Excerpt provided:

Don't use track hubs! There is no way you can get 42-45mm chainline with those chainstays.
Get yourself a 6bolt disc wheel, find an old cassette, pick a cog and drill 6 holes. Or buy some from velosolo.
On my ricochet i have a rear 6bolt disc wheel with braking surface and i can ride it both fixed or single speed. That is probably the best combo.
Using a disc wheel will make your life easier!! I use road cranks on both gts. . Sugino messenger and shimano 105 1050. 113mm spindle. You can find 105 cranksets for cheap and the shimano bb 113 is available and cheap too. Perfect chainlines, enough chainring and crank clearance. -
• #10
Chainline is an issue, right. Okay, so that's the Track Hub plan out the window.
Also I found out, that with the front V-brake, a rim width of 30mm external is just too much. 27-28mm is pushing it.

Dataset content:
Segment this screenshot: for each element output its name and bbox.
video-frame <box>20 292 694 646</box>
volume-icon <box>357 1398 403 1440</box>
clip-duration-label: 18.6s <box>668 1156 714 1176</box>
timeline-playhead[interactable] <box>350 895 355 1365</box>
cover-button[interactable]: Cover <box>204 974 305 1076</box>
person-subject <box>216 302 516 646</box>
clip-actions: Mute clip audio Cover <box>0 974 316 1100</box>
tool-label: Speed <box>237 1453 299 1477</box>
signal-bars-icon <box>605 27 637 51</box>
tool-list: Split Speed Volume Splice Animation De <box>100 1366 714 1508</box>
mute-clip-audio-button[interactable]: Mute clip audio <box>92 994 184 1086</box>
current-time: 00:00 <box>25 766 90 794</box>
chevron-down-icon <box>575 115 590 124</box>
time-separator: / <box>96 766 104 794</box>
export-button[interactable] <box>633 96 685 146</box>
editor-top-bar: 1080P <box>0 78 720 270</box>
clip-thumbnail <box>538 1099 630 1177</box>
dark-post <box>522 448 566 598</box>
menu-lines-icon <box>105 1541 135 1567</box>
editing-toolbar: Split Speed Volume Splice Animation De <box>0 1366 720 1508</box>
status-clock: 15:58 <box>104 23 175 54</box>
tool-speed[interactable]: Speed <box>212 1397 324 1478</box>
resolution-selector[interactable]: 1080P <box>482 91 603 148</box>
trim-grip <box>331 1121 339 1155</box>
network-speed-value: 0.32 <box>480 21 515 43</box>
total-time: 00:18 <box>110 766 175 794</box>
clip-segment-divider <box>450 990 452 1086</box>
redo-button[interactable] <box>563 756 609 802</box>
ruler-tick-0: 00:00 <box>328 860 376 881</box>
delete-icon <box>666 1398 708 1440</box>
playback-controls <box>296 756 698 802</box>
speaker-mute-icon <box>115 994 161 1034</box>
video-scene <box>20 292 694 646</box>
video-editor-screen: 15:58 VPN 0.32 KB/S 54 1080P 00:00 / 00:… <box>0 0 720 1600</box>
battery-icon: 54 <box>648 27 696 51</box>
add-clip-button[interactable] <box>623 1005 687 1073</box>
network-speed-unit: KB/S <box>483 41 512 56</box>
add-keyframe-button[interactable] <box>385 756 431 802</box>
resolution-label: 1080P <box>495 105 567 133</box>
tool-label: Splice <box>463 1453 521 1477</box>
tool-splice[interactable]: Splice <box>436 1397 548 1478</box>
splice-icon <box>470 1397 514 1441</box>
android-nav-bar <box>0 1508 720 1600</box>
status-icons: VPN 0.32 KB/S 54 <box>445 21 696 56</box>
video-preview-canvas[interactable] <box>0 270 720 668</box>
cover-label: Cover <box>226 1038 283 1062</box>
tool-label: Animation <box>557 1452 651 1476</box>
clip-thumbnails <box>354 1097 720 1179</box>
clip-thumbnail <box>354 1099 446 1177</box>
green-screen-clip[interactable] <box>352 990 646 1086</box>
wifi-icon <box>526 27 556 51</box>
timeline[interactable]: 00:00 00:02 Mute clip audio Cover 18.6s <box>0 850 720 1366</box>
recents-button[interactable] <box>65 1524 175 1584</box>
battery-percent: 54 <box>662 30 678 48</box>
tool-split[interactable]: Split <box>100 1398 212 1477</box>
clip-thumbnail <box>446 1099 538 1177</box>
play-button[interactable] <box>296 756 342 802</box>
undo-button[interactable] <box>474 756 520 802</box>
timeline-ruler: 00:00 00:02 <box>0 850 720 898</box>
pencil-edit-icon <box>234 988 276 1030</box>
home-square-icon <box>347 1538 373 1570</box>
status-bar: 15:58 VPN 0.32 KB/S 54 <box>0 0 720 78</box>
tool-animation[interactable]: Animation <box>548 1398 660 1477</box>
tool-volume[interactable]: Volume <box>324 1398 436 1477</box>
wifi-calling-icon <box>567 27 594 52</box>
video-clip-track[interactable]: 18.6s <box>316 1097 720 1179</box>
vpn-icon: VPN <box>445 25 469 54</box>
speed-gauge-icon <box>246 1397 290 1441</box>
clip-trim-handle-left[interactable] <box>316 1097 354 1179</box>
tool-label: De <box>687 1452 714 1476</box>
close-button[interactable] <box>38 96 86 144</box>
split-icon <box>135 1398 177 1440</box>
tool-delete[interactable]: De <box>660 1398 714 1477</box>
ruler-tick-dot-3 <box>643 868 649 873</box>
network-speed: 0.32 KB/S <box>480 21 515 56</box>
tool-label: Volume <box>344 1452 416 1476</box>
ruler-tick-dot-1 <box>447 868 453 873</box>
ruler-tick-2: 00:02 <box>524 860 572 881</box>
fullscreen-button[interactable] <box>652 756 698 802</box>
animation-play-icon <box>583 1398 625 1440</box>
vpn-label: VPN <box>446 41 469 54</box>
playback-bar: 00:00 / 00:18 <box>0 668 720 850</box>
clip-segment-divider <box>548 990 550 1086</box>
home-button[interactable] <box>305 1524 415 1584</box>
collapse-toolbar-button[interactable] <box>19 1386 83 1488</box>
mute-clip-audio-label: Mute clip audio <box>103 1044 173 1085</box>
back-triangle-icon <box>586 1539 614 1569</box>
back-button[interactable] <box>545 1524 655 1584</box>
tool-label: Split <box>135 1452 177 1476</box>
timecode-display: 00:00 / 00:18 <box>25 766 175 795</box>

Exercise instructions:
• a. Translate this sentence from the forum post about chainlines into Spanish: "Get yourself a 6bolt disc wheel, find an old cassette, pick a cog and drill 6 holes."
• b. Swap "Speed" for "Velocity" in the stretch of the records from their start through the line containing "chevron-down-icon <box>575 115 590 124</box>". Leave everything else unchanged and return only those lines.

Problem solutions:
• a. Consíguete una rueda de disco de 6 tornillos, busca un cassette viejo, elige un piñón y hazle 6 agujeros.

• b.
Segment this screenshot: for each element output its name and bbox.
video-frame <box>20 292 694 646</box>
volume-icon <box>357 1398 403 1440</box>
clip-duration-label: 18.6s <box>668 1156 714 1176</box>
timeline-playhead[interactable] <box>350 895 355 1365</box>
cover-button[interactable]: Cover <box>204 974 305 1076</box>
person-subject <box>216 302 516 646</box>
clip-actions: Mute clip audio Cover <box>0 974 316 1100</box>
tool-label: Velocity <box>237 1453 299 1477</box>
signal-bars-icon <box>605 27 637 51</box>
tool-list: Split Velocity Volume Splice Animation De <box>100 1366 714 1508</box>
mute-clip-audio-button[interactable]: Mute clip audio <box>92 994 184 1086</box>
current-time: 00:00 <box>25 766 90 794</box>
chevron-down-icon <box>575 115 590 124</box>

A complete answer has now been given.